WHAT IS ASKED.
In the records below, work out how many lines hold the word "data". Report the number alone.

╭─ EXCERPTED RECORDS

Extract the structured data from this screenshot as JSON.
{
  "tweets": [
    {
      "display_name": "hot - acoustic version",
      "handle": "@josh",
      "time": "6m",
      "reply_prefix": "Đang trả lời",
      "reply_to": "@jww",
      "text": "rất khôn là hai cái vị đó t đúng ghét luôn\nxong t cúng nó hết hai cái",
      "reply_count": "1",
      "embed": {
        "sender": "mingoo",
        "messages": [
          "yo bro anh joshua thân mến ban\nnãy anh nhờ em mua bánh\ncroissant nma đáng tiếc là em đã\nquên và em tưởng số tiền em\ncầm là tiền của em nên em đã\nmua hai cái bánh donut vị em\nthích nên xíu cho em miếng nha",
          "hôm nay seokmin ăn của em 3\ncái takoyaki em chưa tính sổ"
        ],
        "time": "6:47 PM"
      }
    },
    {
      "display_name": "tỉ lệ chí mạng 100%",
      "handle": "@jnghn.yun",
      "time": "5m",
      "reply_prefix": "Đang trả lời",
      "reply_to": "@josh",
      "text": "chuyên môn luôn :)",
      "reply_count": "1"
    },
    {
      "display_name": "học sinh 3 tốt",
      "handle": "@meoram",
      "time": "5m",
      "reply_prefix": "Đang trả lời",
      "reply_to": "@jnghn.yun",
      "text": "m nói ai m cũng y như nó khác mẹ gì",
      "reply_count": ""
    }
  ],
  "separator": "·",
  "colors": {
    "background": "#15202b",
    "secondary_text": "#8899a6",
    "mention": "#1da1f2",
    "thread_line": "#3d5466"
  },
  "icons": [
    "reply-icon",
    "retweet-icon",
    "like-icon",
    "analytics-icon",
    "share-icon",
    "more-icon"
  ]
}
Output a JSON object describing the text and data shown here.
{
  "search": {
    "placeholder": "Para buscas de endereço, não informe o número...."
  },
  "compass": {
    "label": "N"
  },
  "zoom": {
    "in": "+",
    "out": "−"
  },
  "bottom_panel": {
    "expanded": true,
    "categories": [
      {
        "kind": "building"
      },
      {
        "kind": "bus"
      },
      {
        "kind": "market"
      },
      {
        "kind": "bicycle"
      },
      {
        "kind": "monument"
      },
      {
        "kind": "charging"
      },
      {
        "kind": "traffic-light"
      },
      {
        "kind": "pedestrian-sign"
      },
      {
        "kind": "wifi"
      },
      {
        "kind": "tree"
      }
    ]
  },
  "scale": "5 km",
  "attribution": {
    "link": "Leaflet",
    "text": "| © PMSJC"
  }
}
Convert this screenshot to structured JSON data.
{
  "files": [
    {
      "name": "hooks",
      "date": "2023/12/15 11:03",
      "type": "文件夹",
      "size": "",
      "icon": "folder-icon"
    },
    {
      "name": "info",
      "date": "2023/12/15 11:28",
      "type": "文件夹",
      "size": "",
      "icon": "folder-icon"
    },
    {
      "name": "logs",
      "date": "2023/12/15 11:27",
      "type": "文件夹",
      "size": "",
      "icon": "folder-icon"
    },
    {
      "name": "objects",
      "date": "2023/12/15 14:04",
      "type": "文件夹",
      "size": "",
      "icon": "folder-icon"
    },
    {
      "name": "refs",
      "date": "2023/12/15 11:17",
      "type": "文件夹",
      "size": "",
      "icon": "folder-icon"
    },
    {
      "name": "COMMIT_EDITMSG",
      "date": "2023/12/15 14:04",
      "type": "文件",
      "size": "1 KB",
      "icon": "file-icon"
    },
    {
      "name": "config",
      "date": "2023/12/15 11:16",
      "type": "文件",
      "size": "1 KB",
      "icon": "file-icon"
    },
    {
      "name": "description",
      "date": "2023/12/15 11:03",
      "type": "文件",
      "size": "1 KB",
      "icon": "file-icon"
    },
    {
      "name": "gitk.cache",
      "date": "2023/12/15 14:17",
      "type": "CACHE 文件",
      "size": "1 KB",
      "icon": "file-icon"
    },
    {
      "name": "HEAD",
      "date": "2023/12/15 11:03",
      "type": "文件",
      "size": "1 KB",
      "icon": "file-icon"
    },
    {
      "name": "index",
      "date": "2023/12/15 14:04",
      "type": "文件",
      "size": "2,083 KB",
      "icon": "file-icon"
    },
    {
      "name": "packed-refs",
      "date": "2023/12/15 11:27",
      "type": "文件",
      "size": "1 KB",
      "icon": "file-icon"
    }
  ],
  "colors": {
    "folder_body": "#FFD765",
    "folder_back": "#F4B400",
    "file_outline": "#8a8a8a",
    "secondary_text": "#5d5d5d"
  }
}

╰─

TASK RESPONSE.
3